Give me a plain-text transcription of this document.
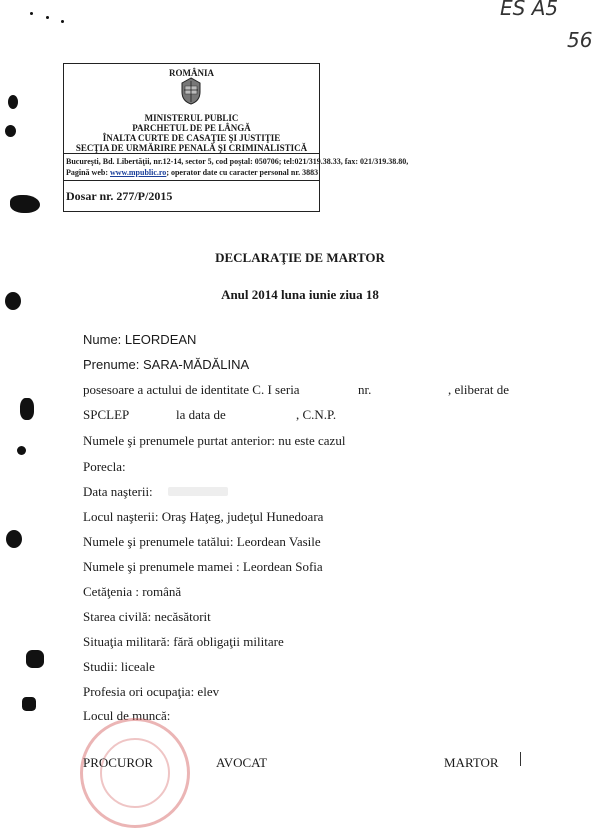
ES A5
56
ROMÂNIA
MINISTERUL PUBLIC
PARCHETUL DE PE LÂNGĂ
ÎNALTA CURTE DE CASAŢIE ŞI JUSTIŢIE
SECŢIA DE URMĂRIRE PENALĂ ŞI CRIMINALISTICĂ
Bucureşti, Bd. Libertăţii, nr.12-14, sector 5, cod poştal: 050706; tel:021/319.38.33, fax: 021/319.38.80,
Pagină web: www.mpublic.ro; operator date cu caracter personal nr. 3883
Dosar nr. 277/P/2015
DECLARAŢIE DE MARTOR
Anul 2014 luna iunie ziua 18
Nume: LEORDEAN
Prenume: SARA-MĂDĂLINA
posesoare a actului de identitate C. I seria	nr.	, eliberat de
SPCLEP	la data de	, C.N.P.
Numele şi prenumele purtat anterior: nu este cazul
Porecla:
Data naşterii:
Locul naşterii: Oraş Haţeg, judeţul Hunedoara
Numele şi prenumele tatălui: Leordean Vasile
Numele şi prenumele mamei : Leordean Sofia
Cetăţenia : română
Starea civilă: necăsătorit
Situaţia militară: fără obligaţii militare
Studii: liceale
Profesia ori ocupaţia: elev
Locul de muncă:
PROCUROR	AVOCAT	MARTOR
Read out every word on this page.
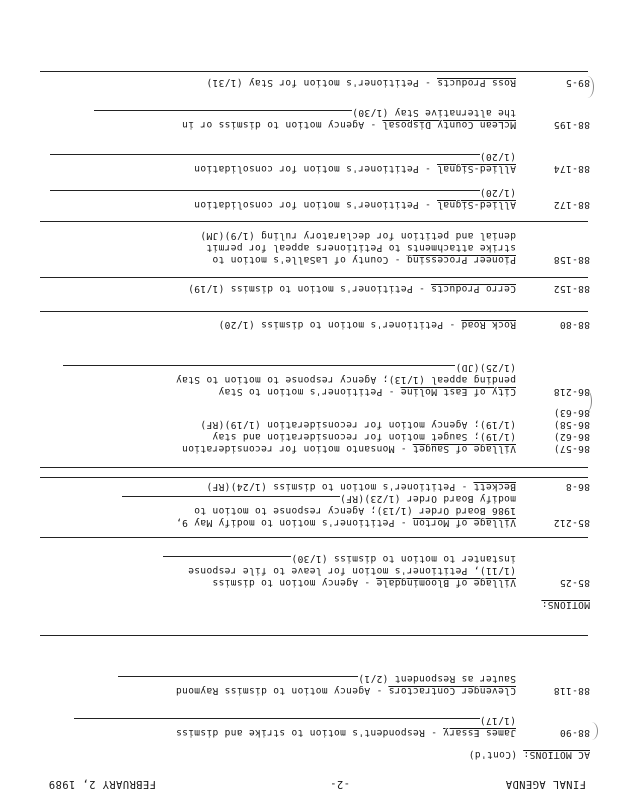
FINAL AGENDA
-2-
FEBRUARY 2, 1989
AC MOTIONS: (Cont'd)
88-90
James Essary - Respondent's motion to strike and dismiss
(1/17)
88-118
Clevenger Contractors - Agency motion to dismiss Raymond
Sauter as Respondent (2/1)
MOTIONS:
85-25
Village of Bloomingdale - Agency motion to dismiss
(1/11), Petitioner's motion for leave to file response
instanter to motion to dismiss (1/30)
85-212
Village of Morton - Petitioner's motion to modify May 9,
1986 Board Order (1/13); Agency response to motion to
modify Board Order (1/23)(RF)
86-8
Beckett - Petitioner's motion to dismiss (1/24)(RF)
86-57)
86-62)
86-58)
86-63)
Village of Sauget - Monsanto motion for reconsideration
(1/19); Sauget motion for reconsideration and stay
(1/19); Agency motion for reconsideration (1/19)(RF)
86-218
City of East Moline - Petitioner's motion to Stay
pending appeal (1/13); Agency response to motion to Stay
(1/25)(JD)
88-80
Rock Road - Petitioner's motion to dismiss (1/20)
88-152
Cerro Products - Petitioner's motion to dismiss (1/19)
88-158
Pioneer Processing - County of LaSalle's motion to
strike attachments to Petitioners appeal for permit
denial and petition for declaratory ruling (1/9)(JM)
88-172
Allied-Signal - Petitioner's motion for consolidation
(1/20)
88-174
Allied-Signal - Petitioner's motion for consolidation
(1/20)
88-195
McLean County Disposal - Agency motion to dismiss or in
the alternative Stay (1/30)
89-5
Ross Products - Petitioner's motion for Stay (1/31)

────

Leave out the pictures and copy every record above exactly.

### FINAL ANSWER
Give me a plain-text transcription of this document.
ES A5
56
ROMÂNIA
MINISTERUL PUBLIC
PARCHETUL DE PE LÂNGĂ
ÎNALTA CURTE DE CASAŢIE ŞI JUSTIŢIE
SECŢIA DE URMĂRIRE PENALĂ ŞI CRIMINALISTICĂ
Bucureşti, Bd. Libertăţii, nr.12-14, sector 5, cod poştal: 050706; tel:021/319.38.33, fax: 021/319.38.80,
Pagină web: www.mpublic.ro; operator date cu caracter personal nr. 3883
Dosar nr. 277/P/2015
DECLARAŢIE DE MARTOR
Anul 2014 luna iunie ziua 18
Nume: LEORDEAN
Prenume: SARA-MĂDĂLINA
posesoare a actului de identitate C. I seria	nr.	, eliberat de
SPCLEP	la data de	, C.N.P.
Numele şi prenumele purtat anterior: nu este cazul
Porecla:
Data naşterii:
Locul naşterii: Oraş Haţeg, judeţul Hunedoara
Numele şi prenumele tatălui: Leordean Vasile
Numele şi prenumele mamei : Leordean Sofia
Cetăţenia : română
Starea civilă: necăsătorit
Situaţia militară: fără obligaţii militare
Studii: liceale
Profesia ori ocupaţia: elev
Locul de muncă:
PROCUROR	AVOCAT	MARTOR
Read out every word on this page.
FINAL AGENDA
-2-
FEBRUARY 2, 1989
AC MOTIONS: (Cont'd)
88-90
James Essary - Respondent's motion to strike and dismiss
(1/17)
88-118
Clevenger Contractors - Agency motion to dismiss Raymond
Sauter as Respondent (2/1)
MOTIONS:
85-25
Village of Bloomingdale - Agency motion to dismiss
(1/11), Petitioner's motion for leave to file response
instanter to motion to dismiss (1/30)
85-212
Village of Morton - Petitioner's motion to modify May 9,
1986 Board Order (1/13); Agency response to motion to
modify Board Order (1/23)(RF)
86-8
Beckett - Petitioner's motion to dismiss (1/24)(RF)
86-57)
86-62)
86-58)
86-63)
Village of Sauget - Monsanto motion for reconsideration
(1/19); Sauget motion for reconsideration and stay
(1/19); Agency motion for reconsideration (1/19)(RF)
86-218
City of East Moline - Petitioner's motion to Stay
pending appeal (1/13); Agency response to motion to Stay
(1/25)(JD)
88-80
Rock Road - Petitioner's motion to dismiss (1/20)
88-152
Cerro Products - Petitioner's motion to dismiss (1/19)
88-158
Pioneer Processing - County of LaSalle's motion to
strike attachments to Petitioners appeal for permit
denial and petition for declaratory ruling (1/9)(JM)
88-172
Allied-Signal - Petitioner's motion for consolidation
(1/20)
88-174
Allied-Signal - Petitioner's motion for consolidation
(1/20)
88-195
McLean County Disposal - Agency motion to dismiss or in
the alternative Stay (1/30)
89-5
Ross Products - Petitioner's motion for Stay (1/31)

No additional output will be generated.